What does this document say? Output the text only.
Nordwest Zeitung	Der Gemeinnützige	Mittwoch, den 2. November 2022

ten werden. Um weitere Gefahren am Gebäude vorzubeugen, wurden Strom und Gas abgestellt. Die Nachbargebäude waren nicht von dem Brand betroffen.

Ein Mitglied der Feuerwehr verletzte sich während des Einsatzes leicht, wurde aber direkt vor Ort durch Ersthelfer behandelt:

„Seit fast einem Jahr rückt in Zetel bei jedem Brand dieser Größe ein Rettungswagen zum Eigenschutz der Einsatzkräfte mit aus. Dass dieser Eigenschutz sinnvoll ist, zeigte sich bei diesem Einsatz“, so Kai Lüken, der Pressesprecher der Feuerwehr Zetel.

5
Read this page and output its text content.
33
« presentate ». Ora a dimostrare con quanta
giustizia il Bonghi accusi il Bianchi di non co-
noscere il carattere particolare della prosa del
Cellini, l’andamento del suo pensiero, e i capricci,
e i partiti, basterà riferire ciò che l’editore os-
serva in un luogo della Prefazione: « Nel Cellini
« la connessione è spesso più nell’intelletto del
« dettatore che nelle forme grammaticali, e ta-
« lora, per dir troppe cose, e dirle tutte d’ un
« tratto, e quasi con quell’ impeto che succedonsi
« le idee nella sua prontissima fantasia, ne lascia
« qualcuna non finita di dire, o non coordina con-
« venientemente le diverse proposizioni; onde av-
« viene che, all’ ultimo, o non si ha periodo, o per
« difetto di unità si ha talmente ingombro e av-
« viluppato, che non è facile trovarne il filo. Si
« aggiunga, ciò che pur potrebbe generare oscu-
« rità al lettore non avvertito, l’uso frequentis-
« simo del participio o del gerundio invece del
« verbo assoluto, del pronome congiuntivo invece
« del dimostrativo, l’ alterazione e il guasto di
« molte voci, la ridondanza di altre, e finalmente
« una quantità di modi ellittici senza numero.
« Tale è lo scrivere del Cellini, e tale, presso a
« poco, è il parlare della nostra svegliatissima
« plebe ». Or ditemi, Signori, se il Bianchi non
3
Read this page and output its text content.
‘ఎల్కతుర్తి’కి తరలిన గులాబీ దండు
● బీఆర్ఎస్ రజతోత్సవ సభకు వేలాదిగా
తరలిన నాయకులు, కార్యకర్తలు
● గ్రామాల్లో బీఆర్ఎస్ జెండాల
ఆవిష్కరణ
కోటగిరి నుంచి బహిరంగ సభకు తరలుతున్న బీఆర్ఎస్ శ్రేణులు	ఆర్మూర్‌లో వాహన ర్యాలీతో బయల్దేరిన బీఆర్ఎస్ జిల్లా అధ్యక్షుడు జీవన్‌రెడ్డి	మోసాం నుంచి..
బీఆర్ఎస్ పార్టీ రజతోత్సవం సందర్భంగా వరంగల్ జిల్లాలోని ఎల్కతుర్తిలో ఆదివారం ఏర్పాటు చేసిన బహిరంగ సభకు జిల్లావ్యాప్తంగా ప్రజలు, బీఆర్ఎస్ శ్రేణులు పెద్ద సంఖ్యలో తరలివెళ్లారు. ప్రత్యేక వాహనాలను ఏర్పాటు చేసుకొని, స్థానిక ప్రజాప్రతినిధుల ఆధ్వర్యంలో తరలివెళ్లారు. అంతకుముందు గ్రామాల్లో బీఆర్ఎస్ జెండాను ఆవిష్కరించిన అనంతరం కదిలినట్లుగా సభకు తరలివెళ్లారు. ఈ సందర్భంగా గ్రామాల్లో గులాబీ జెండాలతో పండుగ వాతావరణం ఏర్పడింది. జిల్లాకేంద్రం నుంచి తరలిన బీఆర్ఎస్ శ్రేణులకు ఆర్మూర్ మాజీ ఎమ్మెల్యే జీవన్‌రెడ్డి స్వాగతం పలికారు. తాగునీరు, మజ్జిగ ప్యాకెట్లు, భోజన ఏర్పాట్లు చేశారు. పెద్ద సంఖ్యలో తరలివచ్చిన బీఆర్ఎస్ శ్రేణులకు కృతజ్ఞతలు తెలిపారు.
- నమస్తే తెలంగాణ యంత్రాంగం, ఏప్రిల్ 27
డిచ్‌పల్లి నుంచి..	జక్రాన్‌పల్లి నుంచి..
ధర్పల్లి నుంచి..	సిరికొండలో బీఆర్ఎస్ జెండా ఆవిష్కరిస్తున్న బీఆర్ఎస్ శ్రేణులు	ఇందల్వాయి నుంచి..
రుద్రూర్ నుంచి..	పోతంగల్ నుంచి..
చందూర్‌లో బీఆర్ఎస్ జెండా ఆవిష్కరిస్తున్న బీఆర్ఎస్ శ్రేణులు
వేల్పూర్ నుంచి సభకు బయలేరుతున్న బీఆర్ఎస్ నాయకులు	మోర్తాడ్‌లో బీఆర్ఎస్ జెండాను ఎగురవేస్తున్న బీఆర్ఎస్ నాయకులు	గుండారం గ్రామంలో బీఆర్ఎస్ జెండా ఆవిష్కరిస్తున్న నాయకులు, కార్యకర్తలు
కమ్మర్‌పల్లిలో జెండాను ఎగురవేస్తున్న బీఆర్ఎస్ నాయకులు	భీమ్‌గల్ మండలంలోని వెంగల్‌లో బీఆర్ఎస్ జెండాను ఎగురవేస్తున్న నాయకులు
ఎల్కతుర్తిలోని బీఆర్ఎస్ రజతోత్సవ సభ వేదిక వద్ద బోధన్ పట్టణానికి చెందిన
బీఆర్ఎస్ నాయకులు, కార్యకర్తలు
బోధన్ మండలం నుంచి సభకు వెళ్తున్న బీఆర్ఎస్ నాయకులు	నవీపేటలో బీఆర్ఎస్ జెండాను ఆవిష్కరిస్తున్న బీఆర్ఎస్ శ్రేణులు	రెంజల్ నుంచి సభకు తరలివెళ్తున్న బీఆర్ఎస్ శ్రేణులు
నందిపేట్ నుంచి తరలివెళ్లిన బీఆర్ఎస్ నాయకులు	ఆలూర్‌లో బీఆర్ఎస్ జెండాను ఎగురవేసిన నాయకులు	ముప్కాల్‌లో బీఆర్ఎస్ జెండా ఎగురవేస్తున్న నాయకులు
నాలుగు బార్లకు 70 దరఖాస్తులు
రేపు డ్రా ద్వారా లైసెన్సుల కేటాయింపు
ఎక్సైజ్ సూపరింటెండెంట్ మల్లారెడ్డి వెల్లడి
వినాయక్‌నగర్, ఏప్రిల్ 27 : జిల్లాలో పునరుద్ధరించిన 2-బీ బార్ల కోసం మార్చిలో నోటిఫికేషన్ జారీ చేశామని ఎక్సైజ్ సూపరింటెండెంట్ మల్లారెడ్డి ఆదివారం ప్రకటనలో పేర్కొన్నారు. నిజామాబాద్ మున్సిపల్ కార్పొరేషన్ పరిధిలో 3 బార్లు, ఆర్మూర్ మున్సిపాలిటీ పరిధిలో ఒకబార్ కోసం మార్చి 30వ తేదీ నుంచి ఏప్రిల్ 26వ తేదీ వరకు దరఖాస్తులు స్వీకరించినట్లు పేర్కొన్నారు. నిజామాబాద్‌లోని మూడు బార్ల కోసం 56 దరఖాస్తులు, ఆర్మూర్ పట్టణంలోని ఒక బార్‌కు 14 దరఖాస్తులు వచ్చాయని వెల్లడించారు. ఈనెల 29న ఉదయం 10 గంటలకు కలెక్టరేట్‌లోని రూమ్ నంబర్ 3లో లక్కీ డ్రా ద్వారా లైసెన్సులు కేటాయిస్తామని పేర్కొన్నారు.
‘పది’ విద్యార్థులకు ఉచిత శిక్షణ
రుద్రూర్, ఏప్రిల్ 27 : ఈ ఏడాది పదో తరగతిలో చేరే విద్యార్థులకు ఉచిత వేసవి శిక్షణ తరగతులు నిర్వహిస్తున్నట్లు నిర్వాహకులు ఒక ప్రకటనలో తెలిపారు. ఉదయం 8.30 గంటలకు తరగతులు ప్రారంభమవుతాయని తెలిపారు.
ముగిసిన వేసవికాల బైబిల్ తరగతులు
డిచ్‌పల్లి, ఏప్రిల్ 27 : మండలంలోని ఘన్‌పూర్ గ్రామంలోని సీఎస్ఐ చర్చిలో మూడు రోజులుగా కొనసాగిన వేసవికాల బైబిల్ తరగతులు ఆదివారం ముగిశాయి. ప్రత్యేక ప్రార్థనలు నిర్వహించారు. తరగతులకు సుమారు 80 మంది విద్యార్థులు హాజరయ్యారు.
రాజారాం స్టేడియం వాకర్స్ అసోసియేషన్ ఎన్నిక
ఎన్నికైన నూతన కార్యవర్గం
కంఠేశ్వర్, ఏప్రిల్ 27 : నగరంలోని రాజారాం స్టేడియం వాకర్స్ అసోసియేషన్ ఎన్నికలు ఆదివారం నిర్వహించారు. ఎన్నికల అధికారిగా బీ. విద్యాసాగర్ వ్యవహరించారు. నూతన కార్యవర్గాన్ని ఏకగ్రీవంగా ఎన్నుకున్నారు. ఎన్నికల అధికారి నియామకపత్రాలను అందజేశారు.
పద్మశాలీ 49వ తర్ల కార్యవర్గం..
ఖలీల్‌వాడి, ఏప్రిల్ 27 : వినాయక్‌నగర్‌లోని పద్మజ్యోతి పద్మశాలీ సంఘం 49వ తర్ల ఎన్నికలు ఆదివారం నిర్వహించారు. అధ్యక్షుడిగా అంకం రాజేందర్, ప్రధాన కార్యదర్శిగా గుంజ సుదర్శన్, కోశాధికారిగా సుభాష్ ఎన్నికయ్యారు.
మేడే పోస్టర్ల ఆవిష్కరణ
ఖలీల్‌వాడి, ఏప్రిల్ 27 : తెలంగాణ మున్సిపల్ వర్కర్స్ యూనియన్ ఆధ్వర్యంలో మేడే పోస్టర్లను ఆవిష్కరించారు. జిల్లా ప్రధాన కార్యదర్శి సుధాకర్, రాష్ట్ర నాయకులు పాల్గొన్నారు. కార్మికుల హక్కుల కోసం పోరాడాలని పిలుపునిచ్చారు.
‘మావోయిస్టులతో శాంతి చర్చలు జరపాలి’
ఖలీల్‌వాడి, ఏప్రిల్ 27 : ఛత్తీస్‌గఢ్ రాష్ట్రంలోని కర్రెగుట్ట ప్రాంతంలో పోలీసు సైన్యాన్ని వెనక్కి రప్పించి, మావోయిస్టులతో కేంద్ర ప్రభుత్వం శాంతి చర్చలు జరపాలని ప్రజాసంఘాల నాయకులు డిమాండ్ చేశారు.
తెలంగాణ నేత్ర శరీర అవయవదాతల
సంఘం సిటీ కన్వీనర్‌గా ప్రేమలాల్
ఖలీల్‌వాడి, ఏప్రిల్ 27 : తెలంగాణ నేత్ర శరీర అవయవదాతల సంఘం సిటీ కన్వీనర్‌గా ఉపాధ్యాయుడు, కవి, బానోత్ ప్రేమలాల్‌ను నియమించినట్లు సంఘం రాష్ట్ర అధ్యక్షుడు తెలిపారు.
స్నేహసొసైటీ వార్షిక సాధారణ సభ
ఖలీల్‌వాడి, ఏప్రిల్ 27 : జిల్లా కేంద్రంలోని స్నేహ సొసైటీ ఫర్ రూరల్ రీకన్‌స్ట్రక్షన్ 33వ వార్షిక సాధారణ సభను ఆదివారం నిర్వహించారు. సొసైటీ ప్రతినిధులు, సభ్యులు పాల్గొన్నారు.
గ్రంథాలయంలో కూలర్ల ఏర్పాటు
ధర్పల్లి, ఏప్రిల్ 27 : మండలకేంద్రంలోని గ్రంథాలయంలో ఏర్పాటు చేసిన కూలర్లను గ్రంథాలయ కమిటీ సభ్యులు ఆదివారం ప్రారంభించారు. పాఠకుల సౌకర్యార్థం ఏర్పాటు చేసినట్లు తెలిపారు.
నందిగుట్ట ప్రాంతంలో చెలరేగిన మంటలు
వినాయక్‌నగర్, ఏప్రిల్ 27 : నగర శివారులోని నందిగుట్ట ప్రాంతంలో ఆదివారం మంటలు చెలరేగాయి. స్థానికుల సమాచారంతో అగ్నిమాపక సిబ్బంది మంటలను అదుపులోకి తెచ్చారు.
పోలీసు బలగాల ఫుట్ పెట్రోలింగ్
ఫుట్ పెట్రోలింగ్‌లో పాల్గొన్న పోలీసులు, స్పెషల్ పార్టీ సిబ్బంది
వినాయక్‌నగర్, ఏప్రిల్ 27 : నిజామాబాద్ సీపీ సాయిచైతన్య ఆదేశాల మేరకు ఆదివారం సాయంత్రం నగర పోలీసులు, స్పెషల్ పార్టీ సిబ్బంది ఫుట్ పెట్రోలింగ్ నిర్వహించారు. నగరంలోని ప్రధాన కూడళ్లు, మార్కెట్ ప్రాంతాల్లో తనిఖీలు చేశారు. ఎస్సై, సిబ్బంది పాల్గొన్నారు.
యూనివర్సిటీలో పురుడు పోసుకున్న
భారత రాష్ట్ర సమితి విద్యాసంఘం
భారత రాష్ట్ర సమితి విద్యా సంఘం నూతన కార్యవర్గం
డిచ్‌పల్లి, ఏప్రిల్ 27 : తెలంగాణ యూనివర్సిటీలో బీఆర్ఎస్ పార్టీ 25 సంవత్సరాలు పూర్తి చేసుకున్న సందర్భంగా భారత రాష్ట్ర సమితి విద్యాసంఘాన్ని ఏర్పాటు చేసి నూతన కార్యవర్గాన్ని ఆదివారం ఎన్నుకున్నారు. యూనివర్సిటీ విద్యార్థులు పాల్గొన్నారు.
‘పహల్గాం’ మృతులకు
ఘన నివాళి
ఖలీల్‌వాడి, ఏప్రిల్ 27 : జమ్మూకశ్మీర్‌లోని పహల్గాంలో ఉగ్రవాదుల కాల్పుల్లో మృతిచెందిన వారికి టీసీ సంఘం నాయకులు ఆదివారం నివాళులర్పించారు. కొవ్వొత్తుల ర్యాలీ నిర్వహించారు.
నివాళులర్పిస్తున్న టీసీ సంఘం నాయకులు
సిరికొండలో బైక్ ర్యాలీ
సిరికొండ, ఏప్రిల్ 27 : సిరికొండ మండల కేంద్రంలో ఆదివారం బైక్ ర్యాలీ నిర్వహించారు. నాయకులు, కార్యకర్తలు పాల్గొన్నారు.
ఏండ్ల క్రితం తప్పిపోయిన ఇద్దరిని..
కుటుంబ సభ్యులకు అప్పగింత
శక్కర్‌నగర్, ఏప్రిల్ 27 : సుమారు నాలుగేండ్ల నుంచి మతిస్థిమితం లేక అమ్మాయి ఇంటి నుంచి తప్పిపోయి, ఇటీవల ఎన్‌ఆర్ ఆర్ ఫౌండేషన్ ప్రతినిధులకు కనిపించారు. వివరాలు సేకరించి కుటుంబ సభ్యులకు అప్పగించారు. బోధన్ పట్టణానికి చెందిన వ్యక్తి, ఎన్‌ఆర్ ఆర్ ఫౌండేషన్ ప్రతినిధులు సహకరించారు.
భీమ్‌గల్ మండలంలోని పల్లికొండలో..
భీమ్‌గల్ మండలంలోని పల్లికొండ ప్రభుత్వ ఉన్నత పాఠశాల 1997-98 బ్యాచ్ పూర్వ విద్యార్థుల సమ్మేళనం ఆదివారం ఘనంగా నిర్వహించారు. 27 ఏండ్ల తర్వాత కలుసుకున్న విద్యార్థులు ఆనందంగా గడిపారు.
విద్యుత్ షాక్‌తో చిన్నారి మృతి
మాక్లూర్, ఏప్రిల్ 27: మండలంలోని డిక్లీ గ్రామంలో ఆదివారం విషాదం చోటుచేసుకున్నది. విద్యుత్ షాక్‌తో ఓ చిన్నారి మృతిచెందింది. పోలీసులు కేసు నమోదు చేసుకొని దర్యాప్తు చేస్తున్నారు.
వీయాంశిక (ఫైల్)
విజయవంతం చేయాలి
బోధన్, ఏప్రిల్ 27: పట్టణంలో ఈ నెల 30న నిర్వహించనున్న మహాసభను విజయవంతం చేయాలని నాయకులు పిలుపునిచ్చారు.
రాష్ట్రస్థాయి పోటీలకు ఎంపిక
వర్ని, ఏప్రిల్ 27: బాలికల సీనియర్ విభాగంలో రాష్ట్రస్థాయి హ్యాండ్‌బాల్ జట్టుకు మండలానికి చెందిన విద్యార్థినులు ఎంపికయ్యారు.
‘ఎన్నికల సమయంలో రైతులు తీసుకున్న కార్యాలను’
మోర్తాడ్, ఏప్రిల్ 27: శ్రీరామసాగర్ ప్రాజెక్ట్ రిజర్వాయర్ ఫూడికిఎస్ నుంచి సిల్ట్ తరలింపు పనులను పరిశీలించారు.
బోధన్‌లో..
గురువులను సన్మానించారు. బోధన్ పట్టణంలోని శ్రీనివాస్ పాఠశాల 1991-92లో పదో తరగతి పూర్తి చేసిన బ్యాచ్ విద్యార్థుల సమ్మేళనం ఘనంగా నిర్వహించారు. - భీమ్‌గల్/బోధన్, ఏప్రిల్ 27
-.-.-
Wherever a line in the data above holds "Bianchi", copy that line.

giustizia il Bonghi accusi il Bianchi di non co-
« plebe ». Or ditemi, Signori, se il Bianchi non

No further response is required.